• [TASK STATEMENT]
Copy the lines below word for word, with nothing changed.

• [SUPPLIED DATA]
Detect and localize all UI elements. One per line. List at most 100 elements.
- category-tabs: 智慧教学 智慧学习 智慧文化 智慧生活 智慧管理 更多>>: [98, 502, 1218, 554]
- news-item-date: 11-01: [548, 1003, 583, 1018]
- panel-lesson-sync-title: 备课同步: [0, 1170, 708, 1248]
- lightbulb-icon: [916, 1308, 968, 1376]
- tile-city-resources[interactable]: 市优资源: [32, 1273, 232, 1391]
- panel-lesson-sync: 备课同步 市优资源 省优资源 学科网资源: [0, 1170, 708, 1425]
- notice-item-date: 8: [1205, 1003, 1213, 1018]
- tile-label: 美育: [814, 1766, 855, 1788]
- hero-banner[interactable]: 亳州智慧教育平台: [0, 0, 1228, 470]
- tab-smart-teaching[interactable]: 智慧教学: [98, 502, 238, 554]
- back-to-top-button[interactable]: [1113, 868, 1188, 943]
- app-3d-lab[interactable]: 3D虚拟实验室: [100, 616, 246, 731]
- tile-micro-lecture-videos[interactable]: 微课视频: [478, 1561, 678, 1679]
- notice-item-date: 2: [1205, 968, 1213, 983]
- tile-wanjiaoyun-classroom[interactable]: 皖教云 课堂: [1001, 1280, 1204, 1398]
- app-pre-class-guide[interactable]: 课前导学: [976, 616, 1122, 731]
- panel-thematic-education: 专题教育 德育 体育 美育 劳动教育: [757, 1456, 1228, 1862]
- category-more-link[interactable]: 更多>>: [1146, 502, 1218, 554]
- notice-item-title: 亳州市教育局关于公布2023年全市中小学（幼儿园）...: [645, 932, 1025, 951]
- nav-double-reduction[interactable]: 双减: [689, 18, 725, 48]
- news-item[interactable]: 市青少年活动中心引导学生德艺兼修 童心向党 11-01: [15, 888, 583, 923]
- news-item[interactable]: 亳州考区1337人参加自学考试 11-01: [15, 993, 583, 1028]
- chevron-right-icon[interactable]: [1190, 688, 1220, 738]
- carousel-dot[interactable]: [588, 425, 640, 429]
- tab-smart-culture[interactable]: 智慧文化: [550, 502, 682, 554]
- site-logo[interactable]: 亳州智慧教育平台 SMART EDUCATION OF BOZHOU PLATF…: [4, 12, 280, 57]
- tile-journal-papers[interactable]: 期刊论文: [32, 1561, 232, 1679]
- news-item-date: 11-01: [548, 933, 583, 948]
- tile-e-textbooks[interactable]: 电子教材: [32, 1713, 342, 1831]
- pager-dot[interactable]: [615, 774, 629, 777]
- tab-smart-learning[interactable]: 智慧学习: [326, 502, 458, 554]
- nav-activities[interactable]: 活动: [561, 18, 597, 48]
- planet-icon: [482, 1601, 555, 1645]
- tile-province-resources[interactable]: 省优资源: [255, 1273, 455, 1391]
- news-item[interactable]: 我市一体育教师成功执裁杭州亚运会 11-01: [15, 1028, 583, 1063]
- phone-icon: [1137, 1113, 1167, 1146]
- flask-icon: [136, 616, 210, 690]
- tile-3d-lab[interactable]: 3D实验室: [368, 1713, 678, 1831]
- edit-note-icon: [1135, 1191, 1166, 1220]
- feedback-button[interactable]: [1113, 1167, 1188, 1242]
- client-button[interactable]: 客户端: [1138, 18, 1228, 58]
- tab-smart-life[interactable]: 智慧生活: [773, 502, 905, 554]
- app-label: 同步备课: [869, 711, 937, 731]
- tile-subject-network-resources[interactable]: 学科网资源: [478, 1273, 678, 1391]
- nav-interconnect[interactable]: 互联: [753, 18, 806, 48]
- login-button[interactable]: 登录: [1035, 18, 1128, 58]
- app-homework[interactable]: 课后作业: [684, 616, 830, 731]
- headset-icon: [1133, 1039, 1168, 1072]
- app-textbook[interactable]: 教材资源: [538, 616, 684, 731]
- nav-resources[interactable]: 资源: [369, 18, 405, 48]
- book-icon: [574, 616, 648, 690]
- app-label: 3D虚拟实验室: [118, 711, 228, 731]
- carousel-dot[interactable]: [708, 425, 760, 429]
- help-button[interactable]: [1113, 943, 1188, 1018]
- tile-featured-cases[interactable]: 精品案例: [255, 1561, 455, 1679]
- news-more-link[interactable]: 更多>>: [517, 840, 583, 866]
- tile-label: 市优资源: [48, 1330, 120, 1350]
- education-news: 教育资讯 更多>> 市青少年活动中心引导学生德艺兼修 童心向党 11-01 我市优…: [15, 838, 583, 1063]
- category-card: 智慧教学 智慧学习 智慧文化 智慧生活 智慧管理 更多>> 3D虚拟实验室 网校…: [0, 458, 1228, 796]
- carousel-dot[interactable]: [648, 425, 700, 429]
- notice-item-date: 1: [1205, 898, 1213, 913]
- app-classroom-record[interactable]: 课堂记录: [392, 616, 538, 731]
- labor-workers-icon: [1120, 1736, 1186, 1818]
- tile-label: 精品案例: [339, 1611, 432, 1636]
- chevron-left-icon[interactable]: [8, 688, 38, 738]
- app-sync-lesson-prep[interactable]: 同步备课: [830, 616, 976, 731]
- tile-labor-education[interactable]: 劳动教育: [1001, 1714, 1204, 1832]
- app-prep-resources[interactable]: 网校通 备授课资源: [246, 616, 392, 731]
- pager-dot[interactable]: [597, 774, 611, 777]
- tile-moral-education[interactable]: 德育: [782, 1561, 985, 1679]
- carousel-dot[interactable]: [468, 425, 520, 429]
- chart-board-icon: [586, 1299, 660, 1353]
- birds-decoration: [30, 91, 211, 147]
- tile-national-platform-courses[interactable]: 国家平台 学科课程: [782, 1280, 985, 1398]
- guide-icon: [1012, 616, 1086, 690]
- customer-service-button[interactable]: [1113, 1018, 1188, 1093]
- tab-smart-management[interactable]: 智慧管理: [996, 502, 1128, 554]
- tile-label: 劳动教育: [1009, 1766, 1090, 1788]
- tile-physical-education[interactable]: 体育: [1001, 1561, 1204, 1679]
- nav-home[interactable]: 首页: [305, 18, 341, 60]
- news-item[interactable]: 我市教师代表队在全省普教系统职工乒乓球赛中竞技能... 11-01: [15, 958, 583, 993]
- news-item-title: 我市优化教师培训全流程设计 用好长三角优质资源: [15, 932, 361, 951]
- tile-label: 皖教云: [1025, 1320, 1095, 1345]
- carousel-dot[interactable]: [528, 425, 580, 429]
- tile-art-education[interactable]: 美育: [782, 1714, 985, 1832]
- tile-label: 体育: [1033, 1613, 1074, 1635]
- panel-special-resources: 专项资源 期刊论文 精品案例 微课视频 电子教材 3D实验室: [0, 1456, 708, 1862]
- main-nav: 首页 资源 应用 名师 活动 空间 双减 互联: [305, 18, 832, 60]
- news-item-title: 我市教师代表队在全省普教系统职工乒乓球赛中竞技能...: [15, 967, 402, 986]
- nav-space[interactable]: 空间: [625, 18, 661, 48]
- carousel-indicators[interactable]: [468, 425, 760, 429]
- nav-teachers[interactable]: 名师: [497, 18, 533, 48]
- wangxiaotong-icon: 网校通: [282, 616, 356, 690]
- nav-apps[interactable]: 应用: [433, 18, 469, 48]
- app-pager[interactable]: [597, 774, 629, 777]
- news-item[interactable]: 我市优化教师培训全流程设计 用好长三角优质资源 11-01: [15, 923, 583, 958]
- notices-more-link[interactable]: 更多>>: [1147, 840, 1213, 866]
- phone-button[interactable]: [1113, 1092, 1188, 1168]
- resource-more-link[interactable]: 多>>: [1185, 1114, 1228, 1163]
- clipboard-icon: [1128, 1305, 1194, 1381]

• [RESULT OF THIS EXERCISE]
Detect and localize all UI elements. One per line. List at most 100 elements.
- category-tabs: 智慧教学 智慧学习 智慧文化 智慧生活 智慧管理 更多>>: [98, 502, 1218, 554]
- news-item-date: 11-01: [548, 1003, 583, 1018]
- panel-lesson-sync-title: 备课同步: [0, 1170, 708, 1248]
- lightbulb-icon: [916, 1308, 968, 1376]
- tile-city-resources[interactable]: 市优资源: [32, 1273, 232, 1391]
- panel-lesson-sync: 备课同步 市优资源 省优资源 学科网资源: [0, 1170, 708, 1425]
- notice-item-date: 8: [1205, 1003, 1213, 1018]
- tile-label: 美育: [814, 1766, 855, 1788]
- hero-banner[interactable]: 亳州智慧教育平台: [0, 0, 1228, 470]
- tab-smart-teaching[interactable]: 智慧教学: [98, 502, 238, 554]
- back-to-top-button[interactable]: [1113, 868, 1188, 943]
- app-3d-lab[interactable]: 3D虚拟实验室: [100, 616, 246, 731]
- tile-micro-lecture-videos[interactable]: 微课视频: [478, 1561, 678, 1679]
- notice-item-date: 2: [1205, 968, 1213, 983]
- tile-wanjiaoyun-classroom[interactable]: 皖教云 课堂: [1001, 1280, 1204, 1398]
- app-pre-class-guide[interactable]: 课前导学: [976, 616, 1122, 731]
- panel-thematic-education: 专题教育 德育 体育 美育 劳动教育: [757, 1456, 1228, 1862]
- category-more-link[interactable]: 更多>>: [1146, 502, 1218, 554]
- notice-item-title: 亳州市教育局关于公布2023年全市中小学（幼儿园）...: [645, 932, 1025, 951]
- nav-double-reduction[interactable]: 双减: [689, 18, 725, 48]
- news-item[interactable]: 市青少年活动中心引导学生德艺兼修 童心向党 11-01: [15, 888, 583, 923]
- news-item[interactable]: 亳州考区1337人参加自学考试 11-01: [15, 993, 583, 1028]
- chevron-right-icon[interactable]: [1190, 688, 1220, 738]
- carousel-dot[interactable]: [588, 425, 640, 429]
- tab-smart-culture[interactable]: 智慧文化: [550, 502, 682, 554]
- site-logo[interactable]: 亳州智慧教育平台 SMART EDUCATION OF BOZHOU PLATF…: [4, 12, 280, 57]
- tile-journal-papers[interactable]: 期刊论文: [32, 1561, 232, 1679]
- news-item-date: 11-01: [548, 933, 583, 948]
- tile-e-textbooks[interactable]: 电子教材: [32, 1713, 342, 1831]
- pager-dot[interactable]: [615, 774, 629, 777]
- tab-smart-learning[interactable]: 智慧学习: [326, 502, 458, 554]
- nav-activities[interactable]: 活动: [561, 18, 597, 48]
- planet-icon: [482, 1601, 555, 1645]
- tile-province-resources[interactable]: 省优资源: [255, 1273, 455, 1391]
- news-item[interactable]: 我市一体育教师成功执裁杭州亚运会 11-01: [15, 1028, 583, 1063]
- phone-icon: [1137, 1113, 1167, 1146]
- flask-icon: [136, 616, 210, 690]
- tile-3d-lab[interactable]: 3D实验室: [368, 1713, 678, 1831]
- edit-note-icon: [1135, 1191, 1166, 1220]
- feedback-button[interactable]: [1113, 1167, 1188, 1242]
- client-button[interactable]: 客户端: [1138, 18, 1228, 58]
- tab-smart-life[interactable]: 智慧生活: [773, 502, 905, 554]
- app-label: 同步备课: [869, 711, 937, 731]
- tile-subject-network-resources[interactable]: 学科网资源: [478, 1273, 678, 1391]
- nav-interconnect[interactable]: 互联: [753, 18, 806, 48]
- login-button[interactable]: 登录: [1035, 18, 1128, 58]
- app-homework[interactable]: 课后作业: [684, 616, 830, 731]
- headset-icon: [1133, 1039, 1168, 1072]
- app-textbook[interactable]: 教材资源: [538, 616, 684, 731]
- nav-resources[interactable]: 资源: [369, 18, 405, 48]
- book-icon: [574, 616, 648, 690]
- app-label: 3D虚拟实验室: [118, 711, 228, 731]
- carousel-dot[interactable]: [708, 425, 760, 429]
- help-button[interactable]: [1113, 943, 1188, 1018]
- tile-featured-cases[interactable]: 精品案例: [255, 1561, 455, 1679]
- news-more-link[interactable]: 更多>>: [517, 840, 583, 866]
- tile-label: 市优资源: [48, 1330, 120, 1350]
- education-news: 教育资讯 更多>> 市青少年活动中心引导学生德艺兼修 童心向党 11-01 我市优…: [15, 838, 583, 1063]
- category-card: 智慧教学 智慧学习 智慧文化 智慧生活 智慧管理 更多>> 3D虚拟实验室 网校…: [0, 458, 1228, 796]
- carousel-dot[interactable]: [648, 425, 700, 429]
- notice-item-date: 1: [1205, 898, 1213, 913]
- app-classroom-record[interactable]: 课堂记录: [392, 616, 538, 731]
- labor-workers-icon: [1120, 1736, 1186, 1818]
- tile-label: 精品案例: [339, 1611, 432, 1636]
- chevron-left-icon[interactable]: [8, 688, 38, 738]
- app-sync-lesson-prep[interactable]: 同步备课: [830, 616, 976, 731]
- tile-labor-education[interactable]: 劳动教育: [1001, 1714, 1204, 1832]
- app-prep-resources[interactable]: 网校通 备授课资源: [246, 616, 392, 731]
- pager-dot[interactable]: [597, 774, 611, 777]
- tile-moral-education[interactable]: 德育: [782, 1561, 985, 1679]
- carousel-dot[interactable]: [468, 425, 520, 429]
- chart-board-icon: [586, 1299, 660, 1353]
- birds-decoration: [30, 91, 211, 147]
- tile-national-platform-courses[interactable]: 国家平台 学科课程: [782, 1280, 985, 1398]
- guide-icon: [1012, 616, 1086, 690]
- customer-service-button[interactable]: [1113, 1018, 1188, 1093]
- tab-smart-management[interactable]: 智慧管理: [996, 502, 1128, 554]
- tile-label: 劳动教育: [1009, 1766, 1090, 1788]
- tile-physical-education[interactable]: 体育: [1001, 1561, 1204, 1679]
- nav-home[interactable]: 首页: [305, 18, 341, 60]
- news-item[interactable]: 我市教师代表队在全省普教系统职工乒乓球赛中竞技能... 11-01: [15, 958, 583, 993]
- news-item-title: 我市优化教师培训全流程设计 用好长三角优质资源: [15, 932, 361, 951]
- tile-label: 皖教云: [1025, 1320, 1095, 1345]
- carousel-dot[interactable]: [528, 425, 580, 429]
- tile-art-education[interactable]: 美育: [782, 1714, 985, 1832]
- tile-label: 体育: [1033, 1613, 1074, 1635]
- panel-special-resources: 专项资源 期刊论文 精品案例 微课视频 电子教材 3D实验室: [0, 1456, 708, 1862]
- main-nav: 首页 资源 应用 名师 活动 空间 双减 互联: [305, 18, 832, 60]
- news-item-title: 我市教师代表队在全省普教系统职工乒乓球赛中竞技能...: [15, 967, 402, 986]
- nav-space[interactable]: 空间: [625, 18, 661, 48]
- carousel-indicators[interactable]: [468, 425, 760, 429]
- nav-teachers[interactable]: 名师: [497, 18, 533, 48]
- wangxiaotong-icon: 网校通: [282, 616, 356, 690]
- nav-apps[interactable]: 应用: [433, 18, 469, 48]
- app-pager[interactable]: [597, 774, 629, 777]
- news-item[interactable]: 我市优化教师培训全流程设计 用好长三角优质资源 11-01: [15, 923, 583, 958]
- notices-more-link[interactable]: 更多>>: [1147, 840, 1213, 866]
- phone-button[interactable]: [1113, 1092, 1188, 1168]
- resource-more-link[interactable]: 多>>: [1185, 1114, 1228, 1163]
- clipboard-icon: [1128, 1305, 1194, 1381]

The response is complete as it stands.